Data section:

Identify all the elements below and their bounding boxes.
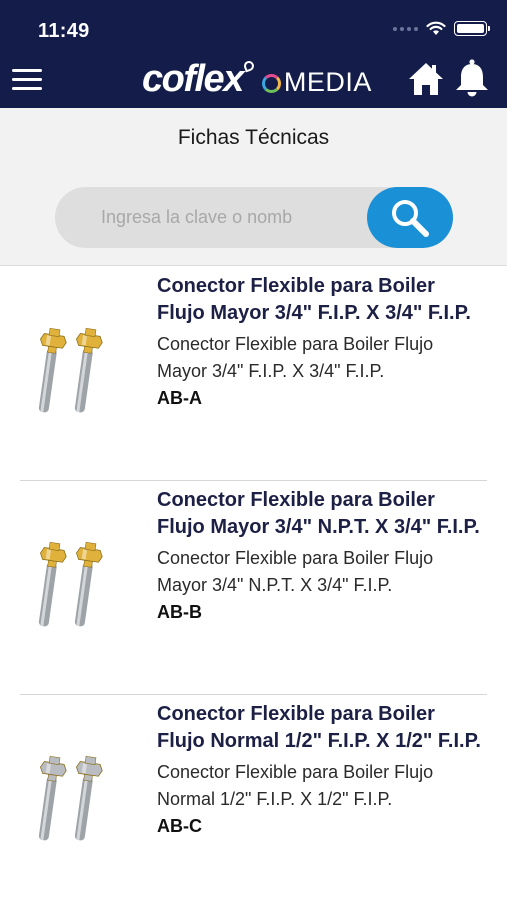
status-time: 11:49 [38, 20, 90, 42]
page-title: Fichas Técnicas [177, 126, 330, 149]
flex-connector-image [38, 327, 103, 413]
product-title: Conector Flexible para Boiler Flujo Mayo… [157, 275, 471, 324]
menu-button[interactable] [12, 69, 42, 91]
search-icon [392, 199, 429, 237]
product-text: Conector Flexible para Boiler Flujo Mayo… [157, 273, 487, 412]
menu-icon [12, 69, 42, 72]
flex-connector-image [38, 541, 103, 627]
home-button[interactable] [407, 60, 445, 98]
product-code: AB-B [157, 602, 202, 622]
flex-connector-image [38, 755, 103, 841]
notifications-button[interactable] [453, 58, 491, 98]
battery-icon [454, 21, 490, 36]
product-code: AB-C [157, 816, 202, 836]
app-header: 11:49 coflex MEDIA [0, 0, 507, 108]
logo-drop-icon [242, 59, 256, 73]
product-description: Conector Flexible para Boiler Flujo Mayo… [157, 334, 434, 381]
product-item[interactable]: Conector Flexible para Boiler Flujo Mayo… [0, 267, 507, 481]
product-description: Conector Flexible para Boiler Flujo Norm… [157, 762, 434, 809]
product-item[interactable]: Conector Flexible para Boiler Flujo Norm… [0, 695, 507, 900]
product-text: Conector Flexible para Boiler Flujo Mayo… [157, 487, 487, 626]
search-input[interactable] [101, 187, 363, 248]
product-list: Conector Flexible para Boiler Flujo Mayo… [0, 267, 507, 900]
coflex-media-logo: coflex MEDIA [142, 58, 372, 101]
logo-ring-icon [261, 74, 281, 93]
logo-brand: coflex [142, 58, 244, 100]
home-icon [409, 63, 443, 95]
wifi-icon [426, 21, 446, 35]
bell-icon [456, 59, 488, 97]
search-bar [55, 187, 453, 248]
product-title: Conector Flexible para Boiler Flujo Norm… [157, 703, 481, 752]
product-item[interactable]: Conector Flexible para Boiler Flujo Mayo… [0, 481, 507, 695]
status-icons [393, 21, 490, 36]
product-description: Conector Flexible para Boiler Flujo Mayo… [157, 548, 434, 595]
search-button[interactable] [367, 187, 453, 248]
product-title: Conector Flexible para Boiler Flujo Mayo… [157, 489, 480, 538]
logo-media: MEDIA [283, 67, 372, 97]
product-code: AB-A [157, 388, 202, 408]
product-text: Conector Flexible para Boiler Flujo Norm… [157, 701, 487, 840]
cellular-signal-icon [393, 26, 418, 31]
search-panel: Fichas Técnicas [0, 108, 507, 266]
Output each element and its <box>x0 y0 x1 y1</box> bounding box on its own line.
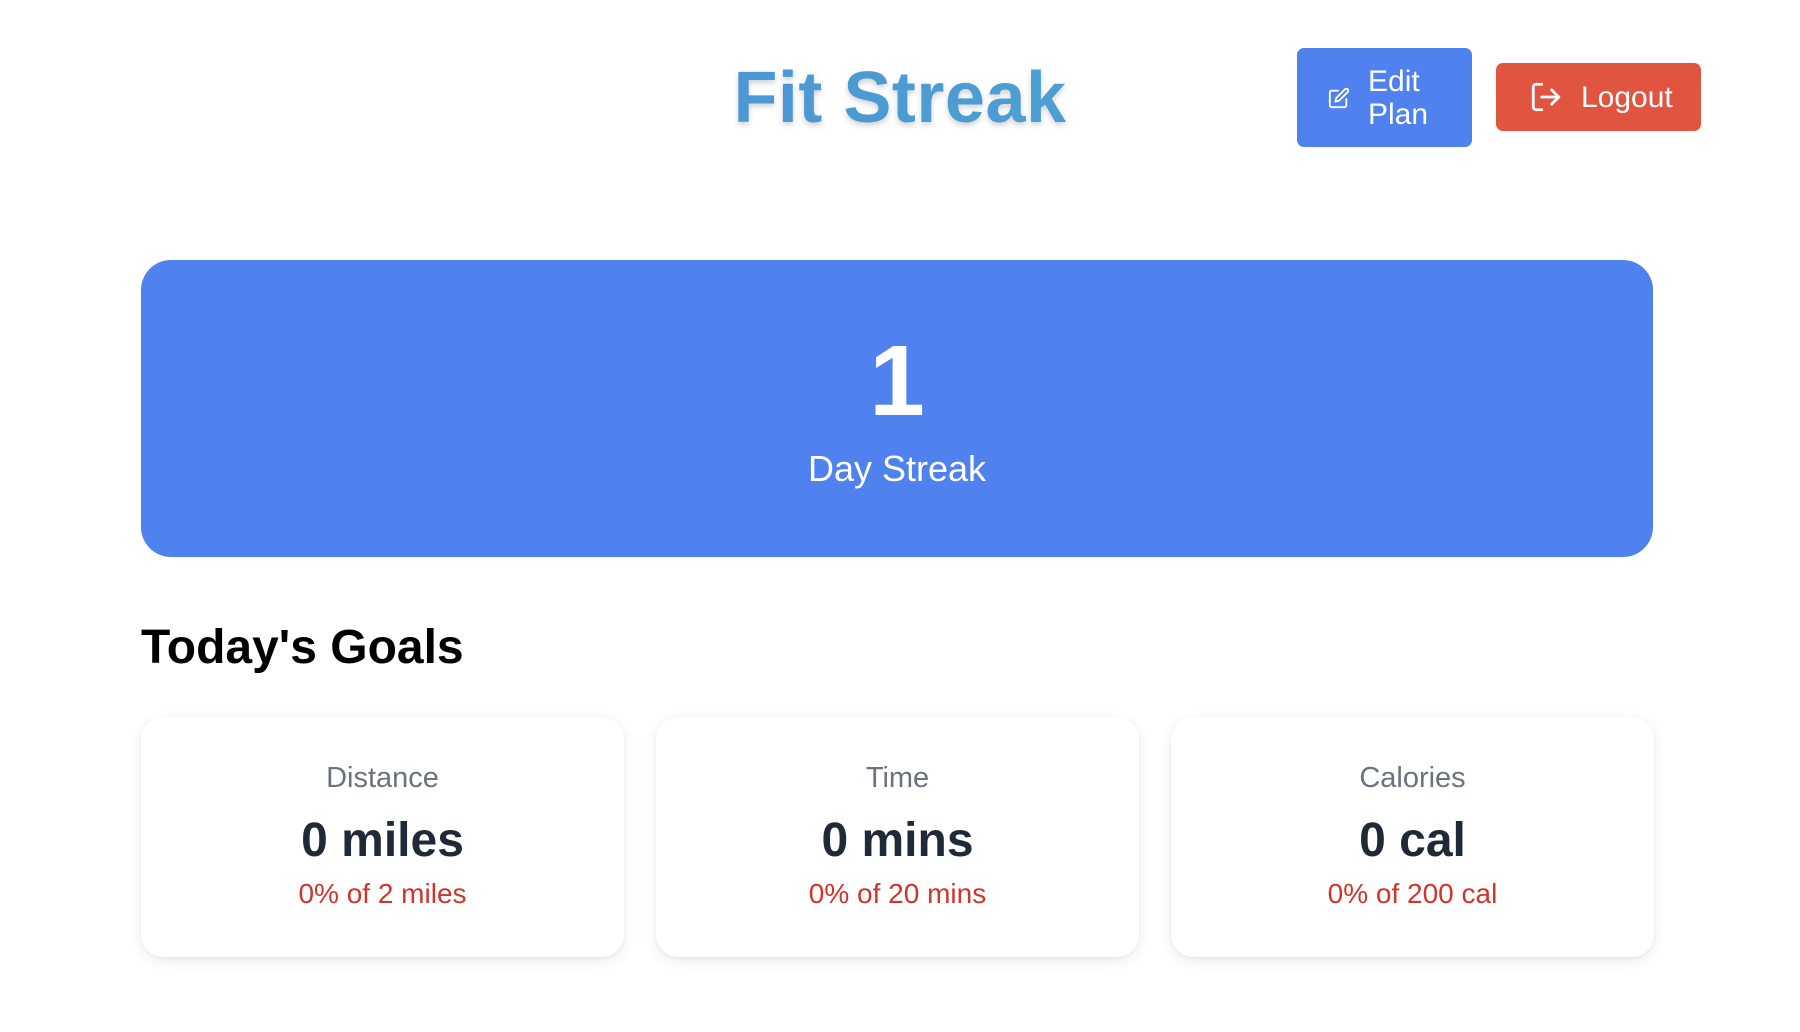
edit-plan-button[interactable]: Edit Plan <box>1297 48 1472 147</box>
goal-value: 0 miles <box>301 814 464 867</box>
streak-label: Day Streak <box>807 448 987 489</box>
goal-value: 0 cal <box>1359 814 1466 867</box>
goal-progress: 0% of 200 cal <box>1327 878 1498 909</box>
goal-card-time: Time 0 mins 0% of 20 mins <box>656 717 1139 957</box>
app-page: Fit Streak Edit Plan Logout 1 Day Streak… <box>0 0 1800 1032</box>
logout-label: Logout <box>1581 80 1673 114</box>
goal-card-calories: Calories 0 cal 0% of 200 cal <box>1171 717 1654 957</box>
logout-icon <box>1529 80 1563 114</box>
goal-name: Distance <box>326 762 439 794</box>
goal-card-distance: Distance 0 miles 0% of 2 miles <box>141 717 624 957</box>
goal-progress: 0% of 20 mins <box>808 878 987 909</box>
streak-card: 1 Day Streak <box>141 260 1653 557</box>
edit-icon <box>1328 87 1350 109</box>
logout-button[interactable]: Logout <box>1496 63 1701 131</box>
streak-count: 1 <box>869 325 925 437</box>
goal-progress: 0% of 2 miles <box>298 878 467 909</box>
goal-name: Time <box>865 762 930 794</box>
goal-value: 0 mins <box>821 814 974 867</box>
edit-plan-label: Edit Plan <box>1368 64 1429 131</box>
goal-name: Calories <box>1359 762 1466 794</box>
goals-heading: Today's Goals <box>141 621 464 674</box>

Given task:
Retype the entire listing above line for line without changing anything, but leave out the pictures.

Solution for this task:
Identify all the elements below and their bounding boxes.
status-time: 11:49 [38, 20, 90, 42]
page-title: Fichas Técnicas [177, 126, 330, 149]
flex-connector-image [38, 327, 103, 413]
product-title: Conector Flexible para Boiler Flujo Mayo… [157, 275, 471, 324]
menu-button[interactable] [12, 69, 42, 91]
search-icon [392, 199, 429, 237]
product-text: Conector Flexible para Boiler Flujo Mayo… [157, 273, 487, 412]
menu-icon [12, 69, 42, 72]
flex-connector-image [38, 541, 103, 627]
home-button[interactable] [407, 60, 445, 98]
product-code: AB-B [157, 602, 202, 622]
flex-connector-image [38, 755, 103, 841]
notifications-button[interactable] [453, 58, 491, 98]
battery-icon [454, 21, 490, 36]
product-code: AB-C [157, 816, 202, 836]
app-header: 11:49 coflex MEDIA [0, 0, 507, 108]
logo-drop-icon [242, 59, 256, 73]
product-description: Conector Flexible para Boiler Flujo Mayo… [157, 334, 434, 381]
product-item[interactable]: Conector Flexible para Boiler Flujo Mayo… [0, 267, 507, 481]
product-description: Conector Flexible para Boiler Flujo Norm… [157, 762, 434, 809]
product-item[interactable]: Conector Flexible para Boiler Flujo Norm… [0, 695, 507, 900]
product-text: Conector Flexible para Boiler Flujo Mayo… [157, 487, 487, 626]
search-input[interactable] [101, 187, 363, 248]
product-list: Conector Flexible para Boiler Flujo Mayo… [0, 267, 507, 900]
coflex-media-logo: coflex MEDIA [142, 58, 372, 101]
logo-ring-icon [261, 74, 281, 93]
logo-brand: coflex [142, 58, 244, 100]
home-icon [409, 63, 443, 95]
wifi-icon [426, 21, 446, 35]
bell-icon [456, 59, 488, 97]
search-bar [55, 187, 453, 248]
product-title: Conector Flexible para Boiler Flujo Norm… [157, 703, 481, 752]
product-item[interactable]: Conector Flexible para Boiler Flujo Mayo… [0, 481, 507, 695]
status-icons [393, 21, 490, 36]
product-description: Conector Flexible para Boiler Flujo Mayo… [157, 548, 434, 595]
search-button[interactable] [367, 187, 453, 248]
product-title: Conector Flexible para Boiler Flujo Mayo… [157, 489, 480, 538]
logo-media: MEDIA [283, 67, 372, 97]
product-code: AB-A [157, 388, 202, 408]
product-text: Conector Flexible para Boiler Flujo Norm… [157, 701, 487, 840]
cellular-signal-icon [393, 26, 418, 31]
search-panel: Fichas Técnicas [0, 108, 507, 266]
Output each element and its <box>x0 y0 x1 y1</box> bounding box on its own line.
edit-plan-button[interactable]: Edit Plan <box>1297 48 1472 147</box>
goal-value: 0 miles <box>301 814 464 867</box>
streak-label: Day Streak <box>807 448 987 489</box>
goal-value: 0 cal <box>1359 814 1466 867</box>
goal-progress: 0% of 200 cal <box>1327 878 1498 909</box>
goal-card-time: Time 0 mins 0% of 20 mins <box>656 717 1139 957</box>
app-page: Fit Streak Edit Plan Logout 1 Day Streak… <box>0 0 1800 1032</box>
logout-label: Logout <box>1581 80 1673 114</box>
goal-card-calories: Calories 0 cal 0% of 200 cal <box>1171 717 1654 957</box>
logout-icon <box>1529 80 1563 114</box>
goal-name: Distance <box>326 762 439 794</box>
goal-card-distance: Distance 0 miles 0% of 2 miles <box>141 717 624 957</box>
goal-progress: 0% of 20 mins <box>808 878 987 909</box>
streak-card: 1 Day Streak <box>141 260 1653 557</box>
edit-icon <box>1328 87 1350 109</box>
logout-button[interactable]: Logout <box>1496 63 1701 131</box>
streak-count: 1 <box>869 325 925 437</box>
goal-progress: 0% of 2 miles <box>298 878 467 909</box>
goal-name: Time <box>865 762 930 794</box>
goal-value: 0 mins <box>821 814 974 867</box>
edit-plan-label: Edit Plan <box>1368 64 1429 131</box>
goal-name: Calories <box>1359 762 1466 794</box>
goals-heading: Today's Goals <box>141 621 464 674</box>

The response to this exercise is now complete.